● Written problem: All of the material below is to be retyped exactly.

Figure record extracts

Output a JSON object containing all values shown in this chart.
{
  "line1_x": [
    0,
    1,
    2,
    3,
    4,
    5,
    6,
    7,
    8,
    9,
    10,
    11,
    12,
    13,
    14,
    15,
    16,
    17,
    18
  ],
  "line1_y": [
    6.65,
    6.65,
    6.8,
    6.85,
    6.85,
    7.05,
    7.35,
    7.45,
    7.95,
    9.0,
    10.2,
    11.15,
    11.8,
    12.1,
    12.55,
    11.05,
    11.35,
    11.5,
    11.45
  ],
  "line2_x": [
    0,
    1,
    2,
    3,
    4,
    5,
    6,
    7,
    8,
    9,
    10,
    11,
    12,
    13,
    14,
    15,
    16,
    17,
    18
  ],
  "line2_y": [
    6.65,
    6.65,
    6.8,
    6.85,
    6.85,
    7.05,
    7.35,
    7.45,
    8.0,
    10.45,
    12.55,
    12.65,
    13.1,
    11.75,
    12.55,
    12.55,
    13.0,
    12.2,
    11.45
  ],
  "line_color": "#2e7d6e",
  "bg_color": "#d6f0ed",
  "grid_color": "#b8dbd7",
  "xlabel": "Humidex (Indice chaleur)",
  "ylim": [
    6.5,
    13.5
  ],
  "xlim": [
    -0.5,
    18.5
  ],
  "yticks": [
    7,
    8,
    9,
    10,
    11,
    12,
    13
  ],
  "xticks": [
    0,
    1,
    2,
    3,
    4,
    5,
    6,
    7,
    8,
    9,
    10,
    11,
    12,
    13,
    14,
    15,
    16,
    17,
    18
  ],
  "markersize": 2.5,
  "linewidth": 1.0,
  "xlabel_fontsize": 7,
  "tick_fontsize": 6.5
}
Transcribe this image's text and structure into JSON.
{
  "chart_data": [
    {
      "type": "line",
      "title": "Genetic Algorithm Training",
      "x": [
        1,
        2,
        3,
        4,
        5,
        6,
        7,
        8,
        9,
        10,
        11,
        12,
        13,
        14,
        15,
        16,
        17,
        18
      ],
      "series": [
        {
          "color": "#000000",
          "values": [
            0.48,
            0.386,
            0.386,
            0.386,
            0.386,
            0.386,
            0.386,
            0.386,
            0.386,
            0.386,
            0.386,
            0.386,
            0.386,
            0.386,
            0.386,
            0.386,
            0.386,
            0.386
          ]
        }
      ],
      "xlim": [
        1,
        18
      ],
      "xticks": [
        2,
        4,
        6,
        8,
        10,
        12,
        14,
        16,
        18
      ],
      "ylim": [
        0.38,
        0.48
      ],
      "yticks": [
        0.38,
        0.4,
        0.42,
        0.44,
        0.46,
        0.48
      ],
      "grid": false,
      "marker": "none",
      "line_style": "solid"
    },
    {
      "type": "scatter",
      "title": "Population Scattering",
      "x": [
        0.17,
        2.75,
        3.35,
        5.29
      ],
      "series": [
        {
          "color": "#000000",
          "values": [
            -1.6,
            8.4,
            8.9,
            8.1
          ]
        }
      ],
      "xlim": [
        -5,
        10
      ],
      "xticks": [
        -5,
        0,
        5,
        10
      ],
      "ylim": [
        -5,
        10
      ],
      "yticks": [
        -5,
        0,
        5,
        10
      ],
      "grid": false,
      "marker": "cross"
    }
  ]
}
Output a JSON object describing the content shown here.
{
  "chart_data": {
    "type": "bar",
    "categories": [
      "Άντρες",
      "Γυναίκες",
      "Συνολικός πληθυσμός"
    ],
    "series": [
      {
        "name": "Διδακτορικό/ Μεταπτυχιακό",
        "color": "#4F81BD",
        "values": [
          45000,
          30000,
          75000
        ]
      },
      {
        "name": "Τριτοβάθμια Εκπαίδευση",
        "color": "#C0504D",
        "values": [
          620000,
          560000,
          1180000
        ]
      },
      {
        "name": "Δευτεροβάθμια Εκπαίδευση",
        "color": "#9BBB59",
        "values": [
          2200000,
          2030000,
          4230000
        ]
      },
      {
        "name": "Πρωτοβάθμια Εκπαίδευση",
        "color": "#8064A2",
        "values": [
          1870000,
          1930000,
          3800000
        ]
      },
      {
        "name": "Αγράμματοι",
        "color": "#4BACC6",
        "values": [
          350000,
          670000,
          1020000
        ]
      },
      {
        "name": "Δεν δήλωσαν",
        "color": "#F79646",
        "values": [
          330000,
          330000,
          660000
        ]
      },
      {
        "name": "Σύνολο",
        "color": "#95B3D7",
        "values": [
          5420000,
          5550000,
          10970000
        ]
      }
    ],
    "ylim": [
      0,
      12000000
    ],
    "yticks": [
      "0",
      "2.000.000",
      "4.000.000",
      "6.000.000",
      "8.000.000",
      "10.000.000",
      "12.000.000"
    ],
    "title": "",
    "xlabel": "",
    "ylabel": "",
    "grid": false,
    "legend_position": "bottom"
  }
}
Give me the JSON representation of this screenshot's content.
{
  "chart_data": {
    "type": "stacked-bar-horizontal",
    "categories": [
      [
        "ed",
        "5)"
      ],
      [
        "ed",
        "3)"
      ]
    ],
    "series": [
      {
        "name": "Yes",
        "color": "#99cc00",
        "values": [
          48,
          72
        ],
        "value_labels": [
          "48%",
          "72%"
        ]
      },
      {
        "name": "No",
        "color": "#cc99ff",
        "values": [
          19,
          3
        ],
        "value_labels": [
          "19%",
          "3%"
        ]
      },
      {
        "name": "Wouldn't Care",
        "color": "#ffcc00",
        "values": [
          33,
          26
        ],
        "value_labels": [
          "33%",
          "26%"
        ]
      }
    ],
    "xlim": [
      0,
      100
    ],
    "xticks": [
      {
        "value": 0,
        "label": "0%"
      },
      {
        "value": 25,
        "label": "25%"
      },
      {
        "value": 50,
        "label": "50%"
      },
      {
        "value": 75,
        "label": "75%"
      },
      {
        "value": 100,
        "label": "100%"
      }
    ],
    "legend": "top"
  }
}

● Final result:
Output a JSON object containing all values shown in this chart.
{
  "line1_x": [
    0,
    1,
    2,
    3,
    4,
    5,
    6,
    7,
    8,
    9,
    10,
    11,
    12,
    13,
    14,
    15,
    16,
    17,
    18
  ],
  "line1_y": [
    6.65,
    6.65,
    6.8,
    6.85,
    6.85,
    7.05,
    7.35,
    7.45,
    7.95,
    9.0,
    10.2,
    11.15,
    11.8,
    12.1,
    12.55,
    11.05,
    11.35,
    11.5,
    11.45
  ],
  "line2_x": [
    0,
    1,
    2,
    3,
    4,
    5,
    6,
    7,
    8,
    9,
    10,
    11,
    12,
    13,
    14,
    15,
    16,
    17,
    18
  ],
  "line2_y": [
    6.65,
    6.65,
    6.8,
    6.85,
    6.85,
    7.05,
    7.35,
    7.45,
    8.0,
    10.45,
    12.55,
    12.65,
    13.1,
    11.75,
    12.55,
    12.55,
    13.0,
    12.2,
    11.45
  ],
  "line_color": "#2e7d6e",
  "bg_color": "#d6f0ed",
  "grid_color": "#b8dbd7",
  "xlabel": "Humidex (Indice chaleur)",
  "ylim": [
    6.5,
    13.5
  ],
  "xlim": [
    -0.5,
    18.5
  ],
  "yticks": [
    7,
    8,
    9,
    10,
    11,
    12,
    13
  ],
  "xticks": [
    0,
    1,
    2,
    3,
    4,
    5,
    6,
    7,
    8,
    9,
    10,
    11,
    12,
    13,
    14,
    15,
    16,
    17,
    18
  ],
  "markersize": 2.5,
  "linewidth": 1.0,
  "xlabel_fontsize": 7,
  "tick_fontsize": 6.5
}
Transcribe this image's text and structure into JSON.
{
  "chart_data": [
    {
      "type": "line",
      "title": "Genetic Algorithm Training",
      "x": [
        1,
        2,
        3,
        4,
        5,
        6,
        7,
        8,
        9,
        10,
        11,
        12,
        13,
        14,
        15,
        16,
        17,
        18
      ],
      "series": [
        {
          "color": "#000000",
          "values": [
            0.48,
            0.386,
            0.386,
            0.386,
            0.386,
            0.386,
            0.386,
            0.386,
            0.386,
            0.386,
            0.386,
            0.386,
            0.386,
            0.386,
            0.386,
            0.386,
            0.386,
            0.386
          ]
        }
      ],
      "xlim": [
        1,
        18
      ],
      "xticks": [
        2,
        4,
        6,
        8,
        10,
        12,
        14,
        16,
        18
      ],
      "ylim": [
        0.38,
        0.48
      ],
      "yticks": [
        0.38,
        0.4,
        0.42,
        0.44,
        0.46,
        0.48
      ],
      "grid": false,
      "marker": "none",
      "line_style": "solid"
    },
    {
      "type": "scatter",
      "title": "Population Scattering",
      "x": [
        0.17,
        2.75,
        3.35,
        5.29
      ],
      "series": [
        {
          "color": "#000000",
          "values": [
            -1.6,
            8.4,
            8.9,
            8.1
          ]
        }
      ],
      "xlim": [
        -5,
        10
      ],
      "xticks": [
        -5,
        0,
        5,
        10
      ],
      "ylim": [
        -5,
        10
      ],
      "yticks": [
        -5,
        0,
        5,
        10
      ],
      "grid": false,
      "marker": "cross"
    }
  ]
}
Output a JSON object describing the content shown here.
{
  "chart_data": {
    "type": "bar",
    "categories": [
      "Άντρες",
      "Γυναίκες",
      "Συνολικός πληθυσμός"
    ],
    "series": [
      {
        "name": "Διδακτορικό/ Μεταπτυχιακό",
        "color": "#4F81BD",
        "values": [
          45000,
          30000,
          75000
        ]
      },
      {
        "name": "Τριτοβάθμια Εκπαίδευση",
        "color": "#C0504D",
        "values": [
          620000,
          560000,
          1180000
        ]
      },
      {
        "name": "Δευτεροβάθμια Εκπαίδευση",
        "color": "#9BBB59",
        "values": [
          2200000,
          2030000,
          4230000
        ]
      },
      {
        "name": "Πρωτοβάθμια Εκπαίδευση",
        "color": "#8064A2",
        "values": [
          1870000,
          1930000,
          3800000
        ]
      },
      {
        "name": "Αγράμματοι",
        "color": "#4BACC6",
        "values": [
          350000,
          670000,
          1020000
        ]
      },
      {
        "name": "Δεν δήλωσαν",
        "color": "#F79646",
        "values": [
          330000,
          330000,
          660000
        ]
      },
      {
        "name": "Σύνολο",
        "color": "#95B3D7",
        "values": [
          5420000,
          5550000,
          10970000
        ]
      }
    ],
    "ylim": [
      0,
      12000000
    ],
    "yticks": [
      "0",
      "2.000.000",
      "4.000.000",
      "6.000.000",
      "8.000.000",
      "10.000.000",
      "12.000.000"
    ],
    "title": "",
    "xlabel": "",
    "ylabel": "",
    "grid": false,
    "legend_position": "bottom"
  }
}
Give me the JSON representation of this screenshot's content.
{
  "chart_data": {
    "type": "stacked-bar-horizontal",
    "categories": [
      [
        "ed",
        "5)"
      ],
      [
        "ed",
        "3)"
      ]
    ],
    "series": [
      {
        "name": "Yes",
        "color": "#99cc00",
        "values": [
          48,
          72
        ],
        "value_labels": [
          "48%",
          "72%"
        ]
      },
      {
        "name": "No",
        "color": "#cc99ff",
        "values": [
          19,
          3
        ],
        "value_labels": [
          "19%",
          "3%"
        ]
      },
      {
        "name": "Wouldn't Care",
        "color": "#ffcc00",
        "values": [
          33,
          26
        ],
        "value_labels": [
          "33%",
          "26%"
        ]
      }
    ],
    "xlim": [
      0,
      100
    ],
    "xticks": [
      {
        "value": 0,
        "label": "0%"
      },
      {
        "value": 25,
        "label": "25%"
      },
      {
        "value": 50,
        "label": "50%"
      },
      {
        "value": 75,
        "label": "75%"
      },
      {
        "value": 100,
        "label": "100%"
      }
    ],
    "legend": "top"
  }
}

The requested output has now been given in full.